▶ **The problem**: Entries follow. Set all of them down as they stand.

▶ **Provided entries**:
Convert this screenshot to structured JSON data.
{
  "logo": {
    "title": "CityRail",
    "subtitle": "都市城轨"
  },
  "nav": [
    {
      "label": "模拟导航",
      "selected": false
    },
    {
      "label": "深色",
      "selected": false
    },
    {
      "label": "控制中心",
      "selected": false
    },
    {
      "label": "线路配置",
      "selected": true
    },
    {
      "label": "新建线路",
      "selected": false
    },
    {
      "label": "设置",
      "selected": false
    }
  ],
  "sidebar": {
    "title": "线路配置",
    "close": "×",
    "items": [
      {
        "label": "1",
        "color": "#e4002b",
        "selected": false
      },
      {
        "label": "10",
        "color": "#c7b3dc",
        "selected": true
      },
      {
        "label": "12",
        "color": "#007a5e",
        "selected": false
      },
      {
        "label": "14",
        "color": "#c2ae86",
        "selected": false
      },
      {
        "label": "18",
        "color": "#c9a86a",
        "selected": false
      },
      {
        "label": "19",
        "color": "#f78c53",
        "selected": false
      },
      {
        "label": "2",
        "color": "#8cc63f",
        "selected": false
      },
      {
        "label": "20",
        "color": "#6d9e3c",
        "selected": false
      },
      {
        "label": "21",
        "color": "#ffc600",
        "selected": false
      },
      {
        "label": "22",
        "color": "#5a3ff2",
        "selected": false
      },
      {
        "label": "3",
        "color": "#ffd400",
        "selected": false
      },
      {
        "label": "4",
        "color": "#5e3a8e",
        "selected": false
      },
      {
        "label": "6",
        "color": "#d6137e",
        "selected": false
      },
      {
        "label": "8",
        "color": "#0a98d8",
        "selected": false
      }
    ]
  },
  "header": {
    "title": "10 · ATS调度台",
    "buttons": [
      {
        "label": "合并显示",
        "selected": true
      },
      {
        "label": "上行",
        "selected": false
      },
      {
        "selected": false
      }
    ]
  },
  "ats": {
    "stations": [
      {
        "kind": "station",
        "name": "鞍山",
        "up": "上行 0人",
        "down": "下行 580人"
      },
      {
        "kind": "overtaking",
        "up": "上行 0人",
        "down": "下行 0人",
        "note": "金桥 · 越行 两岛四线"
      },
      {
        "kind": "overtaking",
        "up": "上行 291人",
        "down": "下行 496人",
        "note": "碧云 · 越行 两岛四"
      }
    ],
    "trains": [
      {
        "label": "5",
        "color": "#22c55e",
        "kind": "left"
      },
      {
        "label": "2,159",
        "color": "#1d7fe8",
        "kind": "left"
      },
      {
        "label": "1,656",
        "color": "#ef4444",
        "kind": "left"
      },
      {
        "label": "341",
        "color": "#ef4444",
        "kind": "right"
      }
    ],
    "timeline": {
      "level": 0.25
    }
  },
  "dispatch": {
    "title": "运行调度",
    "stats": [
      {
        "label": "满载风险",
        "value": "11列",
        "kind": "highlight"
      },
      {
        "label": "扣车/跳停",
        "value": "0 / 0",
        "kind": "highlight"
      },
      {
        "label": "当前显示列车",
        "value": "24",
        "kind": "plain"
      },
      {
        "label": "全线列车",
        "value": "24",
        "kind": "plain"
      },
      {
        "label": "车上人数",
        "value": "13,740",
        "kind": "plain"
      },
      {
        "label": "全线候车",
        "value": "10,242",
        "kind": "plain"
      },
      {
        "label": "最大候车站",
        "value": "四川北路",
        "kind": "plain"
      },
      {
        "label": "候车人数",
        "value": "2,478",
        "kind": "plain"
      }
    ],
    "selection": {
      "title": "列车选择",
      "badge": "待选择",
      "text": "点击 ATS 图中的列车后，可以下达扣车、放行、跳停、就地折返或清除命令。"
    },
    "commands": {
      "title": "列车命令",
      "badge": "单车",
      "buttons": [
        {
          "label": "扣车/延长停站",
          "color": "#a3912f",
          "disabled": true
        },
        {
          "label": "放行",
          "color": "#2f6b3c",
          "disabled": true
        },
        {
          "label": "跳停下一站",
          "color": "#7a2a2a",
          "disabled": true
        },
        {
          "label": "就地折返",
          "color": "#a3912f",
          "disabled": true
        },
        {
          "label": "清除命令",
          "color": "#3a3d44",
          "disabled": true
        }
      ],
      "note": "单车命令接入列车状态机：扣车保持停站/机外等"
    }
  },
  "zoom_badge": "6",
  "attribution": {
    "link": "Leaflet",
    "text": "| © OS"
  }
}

▶ **Task result**:
Convert this screenshot to structured JSON data.
{
  "logo": {
    "title": "CityRail",
    "subtitle": "都市城轨"
  },
  "nav": [
    {
      "label": "模拟导航",
      "selected": false
    },
    {
      "label": "深色",
      "selected": false
    },
    {
      "label": "控制中心",
      "selected": false
    },
    {
      "label": "线路配置",
      "selected": true
    },
    {
      "label": "新建线路",
      "selected": false
    },
    {
      "label": "设置",
      "selected": false
    }
  ],
  "sidebar": {
    "title": "线路配置",
    "close": "×",
    "items": [
      {
        "label": "1",
        "color": "#e4002b",
        "selected": false
      },
      {
        "label": "10",
        "color": "#c7b3dc",
        "selected": true
      },
      {
        "label": "12",
        "color": "#007a5e",
        "selected": false
      },
      {
        "label": "14",
        "color": "#c2ae86",
        "selected": false
      },
      {
        "label": "18",
        "color": "#c9a86a",
        "selected": false
      },
      {
        "label": "19",
        "color": "#f78c53",
        "selected": false
      },
      {
        "label": "2",
        "color": "#8cc63f",
        "selected": false
      },
      {
        "label": "20",
        "color": "#6d9e3c",
        "selected": false
      },
      {
        "label": "21",
        "color": "#ffc600",
        "selected": false
      },
      {
        "label": "22",
        "color": "#5a3ff2",
        "selected": false
      },
      {
        "label": "3",
        "color": "#ffd400",
        "selected": false
      },
      {
        "label": "4",
        "color": "#5e3a8e",
        "selected": false
      },
      {
        "label": "6",
        "color": "#d6137e",
        "selected": false
      },
      {
        "label": "8",
        "color": "#0a98d8",
        "selected": false
      }
    ]
  },
  "header": {
    "title": "10 · ATS调度台",
    "buttons": [
      {
        "label": "合并显示",
        "selected": true
      },
      {
        "label": "上行",
        "selected": false
      },
      {
        "selected": false
      }
    ]
  },
  "ats": {
    "stations": [
      {
        "kind": "station",
        "name": "鞍山",
        "up": "上行 0人",
        "down": "下行 580人"
      },
      {
        "kind": "overtaking",
        "up": "上行 0人",
        "down": "下行 0人",
        "note": "金桥 · 越行 两岛四线"
      },
      {
        "kind": "overtaking",
        "up": "上行 291人",
        "down": "下行 496人",
        "note": "碧云 · 越行 两岛四"
      }
    ],
    "trains": [
      {
        "label": "5",
        "color": "#22c55e",
        "kind": "left"
      },
      {
        "label": "2,159",
        "color": "#1d7fe8",
        "kind": "left"
      },
      {
        "label": "1,656",
        "color": "#ef4444",
        "kind": "left"
      },
      {
        "label": "341",
        "color": "#ef4444",
        "kind": "right"
      }
    ],
    "timeline": {
      "level": 0.25
    }
  },
  "dispatch": {
    "title": "运行调度",
    "stats": [
      {
        "label": "满载风险",
        "value": "11列",
        "kind": "highlight"
      },
      {
        "label": "扣车/跳停",
        "value": "0 / 0",
        "kind": "highlight"
      },
      {
        "label": "当前显示列车",
        "value": "24",
        "kind": "plain"
      },
      {
        "label": "全线列车",
        "value": "24",
        "kind": "plain"
      },
      {
        "label": "车上人数",
        "value": "13,740",
        "kind": "plain"
      },
      {
        "label": "全线候车",
        "value": "10,242",
        "kind": "plain"
      },
      {
        "label": "最大候车站",
        "value": "四川北路",
        "kind": "plain"
      },
      {
        "label": "候车人数",
        "value": "2,478",
        "kind": "plain"
      }
    ],
    "selection": {
      "title": "列车选择",
      "badge": "待选择",
      "text": "点击 ATS 图中的列车后，可以下达扣车、放行、跳停、就地折返或清除命令。"
    },
    "commands": {
      "title": "列车命令",
      "badge": "单车",
      "buttons": [
        {
          "label": "扣车/延长停站",
          "color": "#a3912f",
          "disabled": true
        },
        {
          "label": "放行",
          "color": "#2f6b3c",
          "disabled": true
        },
        {
          "label": "跳停下一站",
          "color": "#7a2a2a",
          "disabled": true
        },
        {
          "label": "就地折返",
          "color": "#a3912f",
          "disabled": true
        },
        {
          "label": "清除命令",
          "color": "#3a3d44",
          "disabled": true
        }
      ],
      "note": "单车命令接入列车状态机：扣车保持停站/机外等"
    }
  },
  "zoom_badge": "6",
  "attribution": {
    "link": "Leaflet",
    "text": "| © OS"
  }
}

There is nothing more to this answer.